## Start Records for this task

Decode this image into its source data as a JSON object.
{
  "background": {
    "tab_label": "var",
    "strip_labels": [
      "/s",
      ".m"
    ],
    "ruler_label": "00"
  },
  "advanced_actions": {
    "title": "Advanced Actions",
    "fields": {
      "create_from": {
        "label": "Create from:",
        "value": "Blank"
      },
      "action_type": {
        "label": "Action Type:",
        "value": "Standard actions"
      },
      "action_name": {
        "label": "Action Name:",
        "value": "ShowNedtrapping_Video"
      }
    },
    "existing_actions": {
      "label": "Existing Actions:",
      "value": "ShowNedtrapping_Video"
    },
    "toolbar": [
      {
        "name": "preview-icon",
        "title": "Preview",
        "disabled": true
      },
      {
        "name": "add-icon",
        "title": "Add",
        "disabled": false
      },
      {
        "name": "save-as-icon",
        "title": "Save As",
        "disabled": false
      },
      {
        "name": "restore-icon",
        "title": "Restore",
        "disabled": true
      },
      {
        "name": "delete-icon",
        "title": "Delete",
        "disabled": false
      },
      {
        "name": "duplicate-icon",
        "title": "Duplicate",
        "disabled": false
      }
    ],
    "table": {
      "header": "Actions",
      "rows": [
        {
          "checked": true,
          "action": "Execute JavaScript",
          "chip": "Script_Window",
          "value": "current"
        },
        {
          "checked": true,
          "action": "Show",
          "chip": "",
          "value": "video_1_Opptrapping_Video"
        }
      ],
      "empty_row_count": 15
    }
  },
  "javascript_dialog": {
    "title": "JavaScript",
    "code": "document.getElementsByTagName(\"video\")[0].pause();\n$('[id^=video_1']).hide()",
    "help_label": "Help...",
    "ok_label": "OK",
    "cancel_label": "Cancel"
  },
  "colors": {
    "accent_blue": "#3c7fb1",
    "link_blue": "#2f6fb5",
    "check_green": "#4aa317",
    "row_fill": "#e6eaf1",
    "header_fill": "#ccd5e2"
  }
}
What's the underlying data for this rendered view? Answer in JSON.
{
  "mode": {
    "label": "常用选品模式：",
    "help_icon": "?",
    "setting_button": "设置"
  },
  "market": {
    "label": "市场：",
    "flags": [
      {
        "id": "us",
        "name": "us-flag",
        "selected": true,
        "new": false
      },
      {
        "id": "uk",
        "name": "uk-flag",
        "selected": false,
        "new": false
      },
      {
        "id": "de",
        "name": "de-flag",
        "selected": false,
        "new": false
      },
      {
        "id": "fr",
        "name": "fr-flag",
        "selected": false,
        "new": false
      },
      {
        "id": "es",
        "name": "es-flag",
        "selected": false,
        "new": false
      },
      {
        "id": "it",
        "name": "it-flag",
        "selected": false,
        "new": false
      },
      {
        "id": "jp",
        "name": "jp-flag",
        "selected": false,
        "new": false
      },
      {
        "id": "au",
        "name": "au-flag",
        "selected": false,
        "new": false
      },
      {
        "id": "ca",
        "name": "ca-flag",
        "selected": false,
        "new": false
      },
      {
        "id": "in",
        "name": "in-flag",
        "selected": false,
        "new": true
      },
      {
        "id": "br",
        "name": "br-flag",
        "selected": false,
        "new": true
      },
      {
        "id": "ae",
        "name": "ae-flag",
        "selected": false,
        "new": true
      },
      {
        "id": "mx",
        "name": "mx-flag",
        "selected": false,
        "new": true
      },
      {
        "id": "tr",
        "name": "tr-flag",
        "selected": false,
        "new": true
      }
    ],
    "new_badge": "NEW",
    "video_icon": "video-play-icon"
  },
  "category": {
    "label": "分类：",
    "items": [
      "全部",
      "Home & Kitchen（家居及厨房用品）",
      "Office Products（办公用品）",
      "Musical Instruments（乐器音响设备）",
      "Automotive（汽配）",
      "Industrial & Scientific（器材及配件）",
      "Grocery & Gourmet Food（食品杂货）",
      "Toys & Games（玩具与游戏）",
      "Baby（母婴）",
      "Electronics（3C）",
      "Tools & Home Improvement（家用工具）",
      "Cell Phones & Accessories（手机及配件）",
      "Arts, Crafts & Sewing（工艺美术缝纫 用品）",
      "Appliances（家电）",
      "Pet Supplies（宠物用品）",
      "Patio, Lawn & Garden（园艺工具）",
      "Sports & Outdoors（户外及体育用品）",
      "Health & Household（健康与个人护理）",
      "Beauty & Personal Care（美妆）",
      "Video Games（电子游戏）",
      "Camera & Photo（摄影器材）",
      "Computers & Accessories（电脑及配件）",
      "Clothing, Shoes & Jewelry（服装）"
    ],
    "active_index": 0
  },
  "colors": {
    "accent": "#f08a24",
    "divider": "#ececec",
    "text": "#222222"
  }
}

## End Records for this task

● **What is asked**:
All lines in the data that contain the word "value" should be copied.

● **The completed task**:
        "value": "Blank"
        "value": "Standard actions"
        "value": "ShowNedtrapping_Video"
      "value": "ShowNedtrapping_Video"
          "value": "current"
          "value": "video_1_Opptrapping_Video"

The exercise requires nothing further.